Begin RECORDS PROVIDED

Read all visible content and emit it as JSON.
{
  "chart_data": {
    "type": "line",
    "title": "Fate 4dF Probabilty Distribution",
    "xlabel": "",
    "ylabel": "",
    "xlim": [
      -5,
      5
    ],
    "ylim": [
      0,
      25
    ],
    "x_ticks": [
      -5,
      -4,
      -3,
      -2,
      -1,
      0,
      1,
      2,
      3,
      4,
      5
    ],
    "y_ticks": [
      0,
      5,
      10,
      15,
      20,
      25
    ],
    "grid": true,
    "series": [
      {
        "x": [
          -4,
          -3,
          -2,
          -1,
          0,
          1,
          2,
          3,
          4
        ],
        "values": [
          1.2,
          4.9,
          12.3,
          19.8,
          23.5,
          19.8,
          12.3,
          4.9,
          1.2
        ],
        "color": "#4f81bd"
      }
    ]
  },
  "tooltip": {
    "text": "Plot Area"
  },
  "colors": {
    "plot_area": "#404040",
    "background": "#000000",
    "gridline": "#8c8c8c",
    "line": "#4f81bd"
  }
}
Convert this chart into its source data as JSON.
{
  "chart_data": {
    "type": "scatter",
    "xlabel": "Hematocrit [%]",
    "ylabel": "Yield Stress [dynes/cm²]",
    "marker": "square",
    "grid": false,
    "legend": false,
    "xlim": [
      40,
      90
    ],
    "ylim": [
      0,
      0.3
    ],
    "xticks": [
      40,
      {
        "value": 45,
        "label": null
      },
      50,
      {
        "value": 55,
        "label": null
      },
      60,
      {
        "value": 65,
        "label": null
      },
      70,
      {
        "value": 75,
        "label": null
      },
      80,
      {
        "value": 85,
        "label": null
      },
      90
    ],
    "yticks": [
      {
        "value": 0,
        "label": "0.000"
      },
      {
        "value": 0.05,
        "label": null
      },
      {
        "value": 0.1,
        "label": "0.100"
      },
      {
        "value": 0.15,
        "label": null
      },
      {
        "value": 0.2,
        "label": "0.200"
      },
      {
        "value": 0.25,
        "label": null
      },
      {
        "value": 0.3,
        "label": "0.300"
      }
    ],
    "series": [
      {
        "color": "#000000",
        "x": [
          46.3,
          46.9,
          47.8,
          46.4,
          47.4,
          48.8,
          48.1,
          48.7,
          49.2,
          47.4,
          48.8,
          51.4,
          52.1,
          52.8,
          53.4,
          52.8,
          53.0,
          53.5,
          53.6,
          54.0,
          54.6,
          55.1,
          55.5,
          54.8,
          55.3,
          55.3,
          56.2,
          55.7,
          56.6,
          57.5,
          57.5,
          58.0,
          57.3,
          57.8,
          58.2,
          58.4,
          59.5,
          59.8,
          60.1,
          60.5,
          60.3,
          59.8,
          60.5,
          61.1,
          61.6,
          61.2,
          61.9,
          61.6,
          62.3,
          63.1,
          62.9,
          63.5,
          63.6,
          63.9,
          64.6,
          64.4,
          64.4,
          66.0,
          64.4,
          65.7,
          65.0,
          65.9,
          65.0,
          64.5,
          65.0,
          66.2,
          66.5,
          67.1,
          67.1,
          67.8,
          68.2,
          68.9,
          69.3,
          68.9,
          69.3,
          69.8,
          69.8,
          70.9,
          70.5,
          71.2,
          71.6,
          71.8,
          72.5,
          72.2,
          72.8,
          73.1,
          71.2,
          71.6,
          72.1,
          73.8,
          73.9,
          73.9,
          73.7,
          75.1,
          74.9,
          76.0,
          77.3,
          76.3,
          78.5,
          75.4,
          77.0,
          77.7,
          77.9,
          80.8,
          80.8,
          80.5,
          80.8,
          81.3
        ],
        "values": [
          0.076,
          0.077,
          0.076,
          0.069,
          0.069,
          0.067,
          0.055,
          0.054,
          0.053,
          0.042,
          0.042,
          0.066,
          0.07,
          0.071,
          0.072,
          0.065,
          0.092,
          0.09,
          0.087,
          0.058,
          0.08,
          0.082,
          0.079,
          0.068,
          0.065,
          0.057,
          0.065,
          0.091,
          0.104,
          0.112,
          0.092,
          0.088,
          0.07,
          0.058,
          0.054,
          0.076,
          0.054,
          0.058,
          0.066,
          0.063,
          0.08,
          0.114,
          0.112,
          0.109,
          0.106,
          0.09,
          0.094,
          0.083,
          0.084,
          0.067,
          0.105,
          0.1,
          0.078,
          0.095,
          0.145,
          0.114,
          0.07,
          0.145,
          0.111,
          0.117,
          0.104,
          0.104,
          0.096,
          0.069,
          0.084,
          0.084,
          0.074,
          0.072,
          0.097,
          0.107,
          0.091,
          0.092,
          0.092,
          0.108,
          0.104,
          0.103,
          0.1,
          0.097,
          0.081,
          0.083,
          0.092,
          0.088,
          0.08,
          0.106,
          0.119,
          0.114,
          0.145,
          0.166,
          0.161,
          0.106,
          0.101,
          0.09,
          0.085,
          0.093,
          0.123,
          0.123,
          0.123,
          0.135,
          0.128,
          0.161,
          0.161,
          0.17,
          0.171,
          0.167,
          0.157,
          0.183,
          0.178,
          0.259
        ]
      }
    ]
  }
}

End RECORDS PROVIDED
Begin RECORDS PROVIDED

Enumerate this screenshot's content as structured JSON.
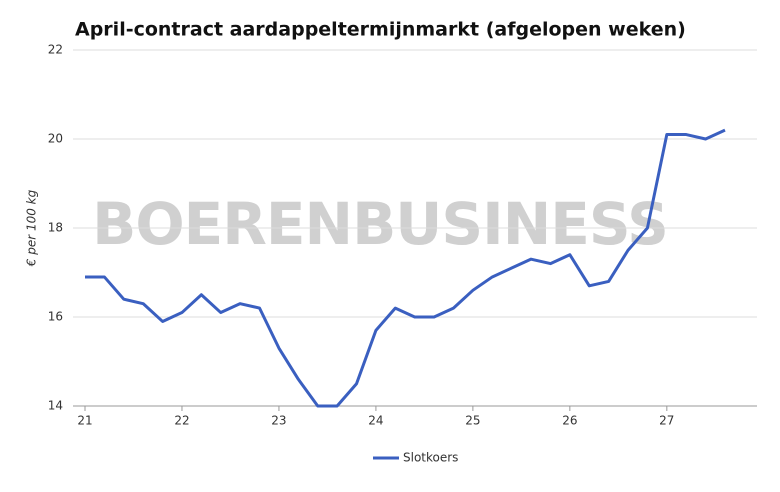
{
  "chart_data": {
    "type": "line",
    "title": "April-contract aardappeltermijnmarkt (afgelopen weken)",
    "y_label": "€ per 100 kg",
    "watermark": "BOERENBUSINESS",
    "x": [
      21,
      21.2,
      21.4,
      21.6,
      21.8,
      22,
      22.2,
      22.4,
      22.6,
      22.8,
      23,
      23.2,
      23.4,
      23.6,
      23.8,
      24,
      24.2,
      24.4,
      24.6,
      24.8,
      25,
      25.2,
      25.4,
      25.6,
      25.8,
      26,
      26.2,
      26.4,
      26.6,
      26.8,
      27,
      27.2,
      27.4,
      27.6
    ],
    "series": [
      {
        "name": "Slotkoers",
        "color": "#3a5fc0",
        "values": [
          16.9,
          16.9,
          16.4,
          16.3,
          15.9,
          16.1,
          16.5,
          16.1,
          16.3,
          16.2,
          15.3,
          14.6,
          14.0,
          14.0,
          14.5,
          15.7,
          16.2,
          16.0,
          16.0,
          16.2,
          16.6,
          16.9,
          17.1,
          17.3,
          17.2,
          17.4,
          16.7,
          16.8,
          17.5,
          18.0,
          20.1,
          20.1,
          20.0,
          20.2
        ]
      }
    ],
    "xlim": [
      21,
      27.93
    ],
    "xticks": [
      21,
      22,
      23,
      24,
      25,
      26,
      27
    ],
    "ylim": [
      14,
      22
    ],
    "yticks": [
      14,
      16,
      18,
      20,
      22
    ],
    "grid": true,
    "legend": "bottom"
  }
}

End RECORDS PROVIDED
Begin RECORDS PROVIDED

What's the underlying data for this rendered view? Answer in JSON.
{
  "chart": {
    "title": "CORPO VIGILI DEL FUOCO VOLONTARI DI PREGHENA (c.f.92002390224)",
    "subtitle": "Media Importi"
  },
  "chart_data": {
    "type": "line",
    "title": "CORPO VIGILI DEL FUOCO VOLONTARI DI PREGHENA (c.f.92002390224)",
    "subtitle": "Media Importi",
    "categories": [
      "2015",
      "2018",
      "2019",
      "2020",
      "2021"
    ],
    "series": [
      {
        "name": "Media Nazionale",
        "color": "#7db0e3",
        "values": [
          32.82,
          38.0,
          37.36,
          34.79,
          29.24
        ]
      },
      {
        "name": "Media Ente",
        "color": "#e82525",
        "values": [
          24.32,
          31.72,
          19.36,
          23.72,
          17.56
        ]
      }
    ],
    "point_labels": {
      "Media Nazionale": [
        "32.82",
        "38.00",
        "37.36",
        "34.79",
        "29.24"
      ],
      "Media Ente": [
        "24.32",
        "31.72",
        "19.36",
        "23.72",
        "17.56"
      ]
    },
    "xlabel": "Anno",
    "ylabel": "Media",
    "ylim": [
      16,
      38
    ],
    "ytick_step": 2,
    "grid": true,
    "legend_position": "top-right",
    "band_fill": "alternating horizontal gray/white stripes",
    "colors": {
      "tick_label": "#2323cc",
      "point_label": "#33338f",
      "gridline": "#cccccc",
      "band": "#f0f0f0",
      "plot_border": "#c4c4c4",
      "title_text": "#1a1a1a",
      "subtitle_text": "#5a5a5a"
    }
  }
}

End RECORDS PROVIDED

*PROBLEM TO SOLVE*.
From the entries above, collect every line with the string "xlabel" in it.

*ANSWER TO THE EXERCISE*.
    "xlabel": "",
    "xlabel": "Hematocrit [%]",
    "xlabel": "Anno",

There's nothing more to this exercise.